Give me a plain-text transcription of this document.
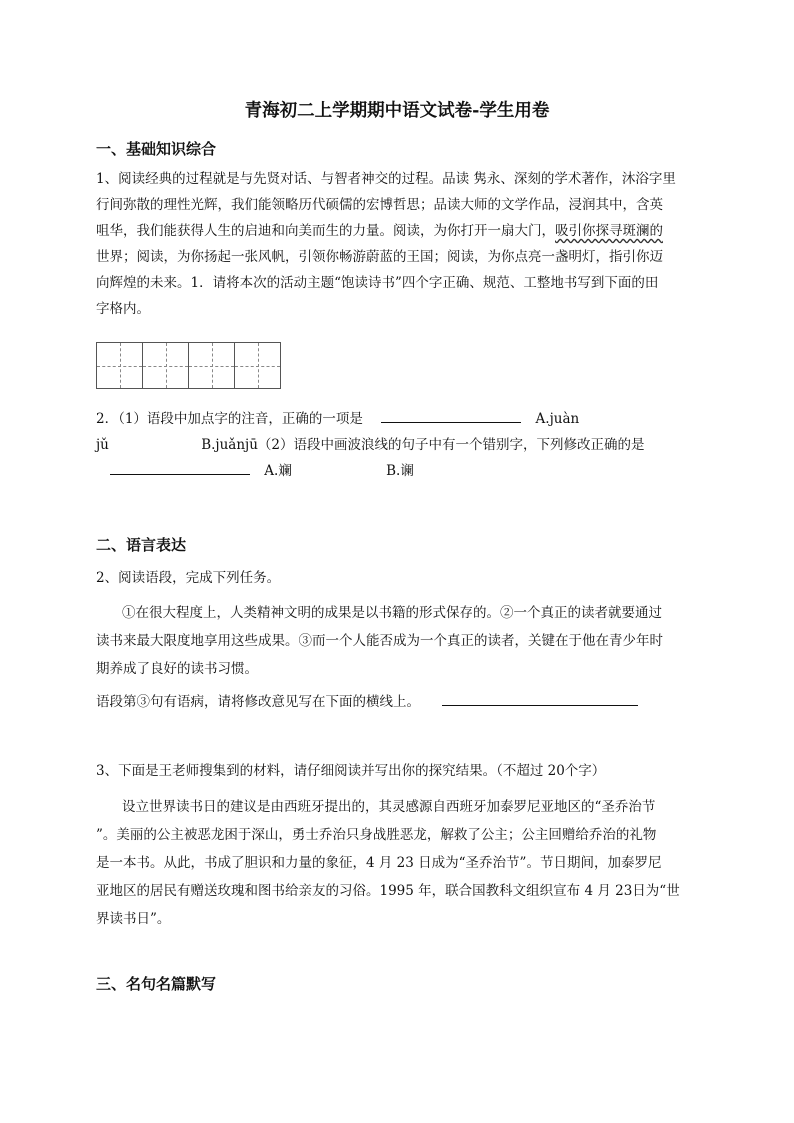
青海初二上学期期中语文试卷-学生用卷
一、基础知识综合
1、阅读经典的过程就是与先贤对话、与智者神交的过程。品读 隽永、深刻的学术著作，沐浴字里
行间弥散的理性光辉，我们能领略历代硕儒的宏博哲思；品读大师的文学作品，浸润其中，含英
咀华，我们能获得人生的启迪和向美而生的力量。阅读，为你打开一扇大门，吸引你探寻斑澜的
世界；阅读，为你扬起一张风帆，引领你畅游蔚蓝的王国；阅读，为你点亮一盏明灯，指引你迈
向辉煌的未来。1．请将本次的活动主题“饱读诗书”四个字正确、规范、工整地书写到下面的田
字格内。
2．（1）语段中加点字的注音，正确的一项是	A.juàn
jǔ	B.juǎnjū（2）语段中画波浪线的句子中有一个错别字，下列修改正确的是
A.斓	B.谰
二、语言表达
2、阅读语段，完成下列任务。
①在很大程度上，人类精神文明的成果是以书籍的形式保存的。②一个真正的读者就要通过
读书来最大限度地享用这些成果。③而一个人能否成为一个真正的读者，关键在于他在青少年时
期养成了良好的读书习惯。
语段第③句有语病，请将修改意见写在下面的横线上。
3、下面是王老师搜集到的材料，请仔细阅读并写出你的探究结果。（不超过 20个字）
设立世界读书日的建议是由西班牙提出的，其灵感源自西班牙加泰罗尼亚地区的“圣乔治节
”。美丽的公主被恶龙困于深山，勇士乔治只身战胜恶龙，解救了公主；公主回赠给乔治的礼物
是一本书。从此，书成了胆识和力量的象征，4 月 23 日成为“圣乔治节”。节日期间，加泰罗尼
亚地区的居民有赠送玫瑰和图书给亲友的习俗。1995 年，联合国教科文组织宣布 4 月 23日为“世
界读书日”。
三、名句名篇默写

================

- What to do: Repeat the data exactly, excluding the pictures.

- Completed exercise:
Give me a plain-text transcription of this document.
青海初二上学期期中语文试卷-学生用卷
一、基础知识综合
1、阅读经典的过程就是与先贤对话、与智者神交的过程。品读 隽永、深刻的学术著作，沐浴字里
行间弥散的理性光辉，我们能领略历代硕儒的宏博哲思；品读大师的文学作品，浸润其中，含英
咀华，我们能获得人生的启迪和向美而生的力量。阅读，为你打开一扇大门，吸引你探寻斑澜的
世界；阅读，为你扬起一张风帆，引领你畅游蔚蓝的王国；阅读，为你点亮一盏明灯，指引你迈
向辉煌的未来。1．请将本次的活动主题“饱读诗书”四个字正确、规范、工整地书写到下面的田
字格内。
2．（1）语段中加点字的注音，正确的一项是	A.juàn
jǔ	B.juǎnjū（2）语段中画波浪线的句子中有一个错别字，下列修改正确的是
A.斓	B.谰
二、语言表达
2、阅读语段，完成下列任务。
①在很大程度上，人类精神文明的成果是以书籍的形式保存的。②一个真正的读者就要通过
读书来最大限度地享用这些成果。③而一个人能否成为一个真正的读者，关键在于他在青少年时
期养成了良好的读书习惯。
语段第③句有语病，请将修改意见写在下面的横线上。
3、下面是王老师搜集到的材料，请仔细阅读并写出你的探究结果。（不超过 20个字）
设立世界读书日的建议是由西班牙提出的，其灵感源自西班牙加泰罗尼亚地区的“圣乔治节
”。美丽的公主被恶龙困于深山，勇士乔治只身战胜恶龙，解救了公主；公主回赠给乔治的礼物
是一本书。从此，书成了胆识和力量的象征，4 月 23 日成为“圣乔治节”。节日期间，加泰罗尼
亚地区的居民有赠送玫瑰和图书给亲友的习俗。1995 年，联合国教科文组织宣布 4 月 23日为“世
界读书日”。
三、名句名篇默写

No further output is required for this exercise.